## Task description:
Say how many lines contain the word "MaxKB". Only the number should be given.

## Dataset rows:
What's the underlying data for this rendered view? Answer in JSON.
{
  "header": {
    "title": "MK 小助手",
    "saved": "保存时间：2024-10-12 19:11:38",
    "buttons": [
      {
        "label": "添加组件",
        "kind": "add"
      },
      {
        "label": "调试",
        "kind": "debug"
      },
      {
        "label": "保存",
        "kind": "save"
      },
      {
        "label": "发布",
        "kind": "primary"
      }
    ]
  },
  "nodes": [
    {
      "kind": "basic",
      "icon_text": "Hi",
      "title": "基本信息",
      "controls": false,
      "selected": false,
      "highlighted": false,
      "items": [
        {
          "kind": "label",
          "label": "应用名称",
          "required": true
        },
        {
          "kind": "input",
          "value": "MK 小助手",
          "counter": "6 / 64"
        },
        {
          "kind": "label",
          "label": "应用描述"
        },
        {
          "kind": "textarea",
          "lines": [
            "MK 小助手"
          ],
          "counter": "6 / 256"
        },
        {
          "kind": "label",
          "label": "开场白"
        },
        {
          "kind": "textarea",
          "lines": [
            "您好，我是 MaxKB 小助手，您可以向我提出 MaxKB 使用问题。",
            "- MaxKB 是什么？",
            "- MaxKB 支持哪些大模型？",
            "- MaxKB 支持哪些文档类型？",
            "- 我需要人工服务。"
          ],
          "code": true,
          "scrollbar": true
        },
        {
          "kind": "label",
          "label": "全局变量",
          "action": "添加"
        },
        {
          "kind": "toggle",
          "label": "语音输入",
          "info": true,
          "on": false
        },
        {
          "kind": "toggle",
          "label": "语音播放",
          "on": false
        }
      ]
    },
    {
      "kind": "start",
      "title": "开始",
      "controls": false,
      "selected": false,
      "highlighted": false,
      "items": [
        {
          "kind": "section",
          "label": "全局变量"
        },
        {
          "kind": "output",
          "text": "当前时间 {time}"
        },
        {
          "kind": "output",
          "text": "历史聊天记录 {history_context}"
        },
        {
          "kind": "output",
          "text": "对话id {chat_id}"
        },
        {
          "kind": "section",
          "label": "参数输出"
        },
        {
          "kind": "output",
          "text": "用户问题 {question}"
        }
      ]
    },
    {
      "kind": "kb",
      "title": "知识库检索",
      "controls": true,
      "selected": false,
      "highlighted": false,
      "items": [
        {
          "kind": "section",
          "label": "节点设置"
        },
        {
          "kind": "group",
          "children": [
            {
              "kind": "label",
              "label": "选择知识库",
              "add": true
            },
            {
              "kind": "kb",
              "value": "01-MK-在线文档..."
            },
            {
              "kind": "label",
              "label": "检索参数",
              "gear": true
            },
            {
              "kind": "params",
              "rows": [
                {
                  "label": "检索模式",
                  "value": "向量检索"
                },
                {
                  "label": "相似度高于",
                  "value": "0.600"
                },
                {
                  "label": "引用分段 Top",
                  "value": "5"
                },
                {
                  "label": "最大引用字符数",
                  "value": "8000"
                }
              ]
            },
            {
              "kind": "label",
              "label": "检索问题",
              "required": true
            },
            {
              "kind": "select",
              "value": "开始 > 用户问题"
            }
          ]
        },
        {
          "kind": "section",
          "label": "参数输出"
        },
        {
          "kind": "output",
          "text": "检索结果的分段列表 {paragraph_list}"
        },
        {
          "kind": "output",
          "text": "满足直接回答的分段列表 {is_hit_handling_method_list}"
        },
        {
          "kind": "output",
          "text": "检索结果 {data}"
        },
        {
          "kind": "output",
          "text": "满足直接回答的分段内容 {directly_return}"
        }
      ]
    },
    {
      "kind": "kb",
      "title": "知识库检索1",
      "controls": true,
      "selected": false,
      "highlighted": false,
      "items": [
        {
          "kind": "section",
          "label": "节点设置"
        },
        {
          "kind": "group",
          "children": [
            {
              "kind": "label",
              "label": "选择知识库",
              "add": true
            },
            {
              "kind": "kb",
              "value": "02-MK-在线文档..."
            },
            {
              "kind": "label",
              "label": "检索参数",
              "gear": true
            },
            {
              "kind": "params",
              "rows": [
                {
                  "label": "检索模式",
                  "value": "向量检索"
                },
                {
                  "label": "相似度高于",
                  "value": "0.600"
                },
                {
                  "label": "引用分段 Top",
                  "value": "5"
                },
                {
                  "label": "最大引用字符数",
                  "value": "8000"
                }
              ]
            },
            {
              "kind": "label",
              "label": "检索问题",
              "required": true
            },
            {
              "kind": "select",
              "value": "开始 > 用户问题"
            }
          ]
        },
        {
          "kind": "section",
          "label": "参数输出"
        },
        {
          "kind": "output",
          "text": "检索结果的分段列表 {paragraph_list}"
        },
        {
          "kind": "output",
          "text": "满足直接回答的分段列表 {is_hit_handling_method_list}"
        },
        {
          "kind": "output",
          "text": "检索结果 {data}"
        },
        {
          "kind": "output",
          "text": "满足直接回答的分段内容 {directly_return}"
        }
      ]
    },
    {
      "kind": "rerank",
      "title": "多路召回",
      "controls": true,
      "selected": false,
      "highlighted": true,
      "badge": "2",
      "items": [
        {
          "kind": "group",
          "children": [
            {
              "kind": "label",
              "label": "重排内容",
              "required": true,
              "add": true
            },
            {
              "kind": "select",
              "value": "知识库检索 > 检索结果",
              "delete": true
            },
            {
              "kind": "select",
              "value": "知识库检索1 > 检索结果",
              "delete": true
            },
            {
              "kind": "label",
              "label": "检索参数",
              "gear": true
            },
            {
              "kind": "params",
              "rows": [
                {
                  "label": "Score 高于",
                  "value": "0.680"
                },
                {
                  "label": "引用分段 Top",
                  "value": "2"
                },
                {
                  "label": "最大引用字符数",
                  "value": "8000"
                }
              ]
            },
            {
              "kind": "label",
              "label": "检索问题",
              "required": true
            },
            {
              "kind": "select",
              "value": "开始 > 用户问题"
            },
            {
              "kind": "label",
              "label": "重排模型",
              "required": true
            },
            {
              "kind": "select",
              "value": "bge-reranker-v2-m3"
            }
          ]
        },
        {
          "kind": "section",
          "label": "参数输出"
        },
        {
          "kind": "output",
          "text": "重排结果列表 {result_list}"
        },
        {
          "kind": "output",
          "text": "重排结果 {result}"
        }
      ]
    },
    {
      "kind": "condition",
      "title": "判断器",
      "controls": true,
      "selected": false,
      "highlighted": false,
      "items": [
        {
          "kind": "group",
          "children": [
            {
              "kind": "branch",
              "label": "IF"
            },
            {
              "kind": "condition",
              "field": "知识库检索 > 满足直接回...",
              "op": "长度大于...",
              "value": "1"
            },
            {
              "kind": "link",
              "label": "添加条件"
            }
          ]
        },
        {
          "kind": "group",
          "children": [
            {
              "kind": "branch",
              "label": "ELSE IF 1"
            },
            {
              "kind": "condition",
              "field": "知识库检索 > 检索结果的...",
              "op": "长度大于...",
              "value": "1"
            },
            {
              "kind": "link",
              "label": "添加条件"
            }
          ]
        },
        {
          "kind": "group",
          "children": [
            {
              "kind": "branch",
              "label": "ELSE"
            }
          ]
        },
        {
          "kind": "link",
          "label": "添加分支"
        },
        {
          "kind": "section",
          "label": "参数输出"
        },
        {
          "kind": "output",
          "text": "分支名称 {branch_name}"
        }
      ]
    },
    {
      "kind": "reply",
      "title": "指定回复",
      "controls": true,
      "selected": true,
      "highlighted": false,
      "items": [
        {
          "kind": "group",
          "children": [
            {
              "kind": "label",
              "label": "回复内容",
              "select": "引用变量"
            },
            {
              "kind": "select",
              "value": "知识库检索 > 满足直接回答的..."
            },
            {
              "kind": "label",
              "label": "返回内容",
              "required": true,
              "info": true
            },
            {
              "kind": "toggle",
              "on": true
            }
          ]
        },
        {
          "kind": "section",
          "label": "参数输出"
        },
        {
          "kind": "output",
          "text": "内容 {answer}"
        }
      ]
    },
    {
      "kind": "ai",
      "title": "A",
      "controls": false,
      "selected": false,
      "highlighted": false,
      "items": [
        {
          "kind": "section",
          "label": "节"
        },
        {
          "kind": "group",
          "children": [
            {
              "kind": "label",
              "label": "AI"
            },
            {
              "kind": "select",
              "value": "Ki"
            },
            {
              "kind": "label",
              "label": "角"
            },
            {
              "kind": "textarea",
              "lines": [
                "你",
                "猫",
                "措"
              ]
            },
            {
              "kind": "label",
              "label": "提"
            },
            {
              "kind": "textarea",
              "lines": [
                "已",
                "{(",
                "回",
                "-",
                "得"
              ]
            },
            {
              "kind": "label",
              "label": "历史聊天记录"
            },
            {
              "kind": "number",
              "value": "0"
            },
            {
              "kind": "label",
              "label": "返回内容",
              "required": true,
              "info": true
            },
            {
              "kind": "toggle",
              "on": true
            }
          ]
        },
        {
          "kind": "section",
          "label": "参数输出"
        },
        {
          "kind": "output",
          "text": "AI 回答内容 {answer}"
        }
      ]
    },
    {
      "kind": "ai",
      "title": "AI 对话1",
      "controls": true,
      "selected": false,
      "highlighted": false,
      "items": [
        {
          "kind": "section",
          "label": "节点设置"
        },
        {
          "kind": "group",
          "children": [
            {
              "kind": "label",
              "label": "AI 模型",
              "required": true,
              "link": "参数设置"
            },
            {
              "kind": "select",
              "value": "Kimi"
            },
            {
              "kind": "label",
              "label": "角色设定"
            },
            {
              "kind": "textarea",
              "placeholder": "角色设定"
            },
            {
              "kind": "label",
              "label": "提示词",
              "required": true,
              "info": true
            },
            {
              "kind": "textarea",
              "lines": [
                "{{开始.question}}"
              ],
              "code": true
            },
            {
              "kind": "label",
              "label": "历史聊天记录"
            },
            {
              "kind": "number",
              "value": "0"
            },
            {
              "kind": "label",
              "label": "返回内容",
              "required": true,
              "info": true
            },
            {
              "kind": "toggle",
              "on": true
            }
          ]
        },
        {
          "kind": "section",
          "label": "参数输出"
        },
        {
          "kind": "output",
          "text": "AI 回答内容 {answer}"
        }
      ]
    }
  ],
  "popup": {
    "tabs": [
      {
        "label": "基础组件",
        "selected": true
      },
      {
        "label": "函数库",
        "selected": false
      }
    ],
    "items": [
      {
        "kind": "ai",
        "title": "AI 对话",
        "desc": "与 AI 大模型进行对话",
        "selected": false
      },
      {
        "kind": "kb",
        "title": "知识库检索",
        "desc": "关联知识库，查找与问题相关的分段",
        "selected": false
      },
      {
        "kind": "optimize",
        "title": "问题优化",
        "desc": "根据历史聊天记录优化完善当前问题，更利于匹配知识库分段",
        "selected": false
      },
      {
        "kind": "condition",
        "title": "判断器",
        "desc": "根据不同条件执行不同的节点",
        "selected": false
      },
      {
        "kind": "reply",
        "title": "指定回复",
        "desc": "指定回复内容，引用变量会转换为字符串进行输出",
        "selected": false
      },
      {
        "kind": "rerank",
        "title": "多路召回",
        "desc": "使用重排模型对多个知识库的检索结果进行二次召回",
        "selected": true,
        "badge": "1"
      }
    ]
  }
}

## Answer for the task:
4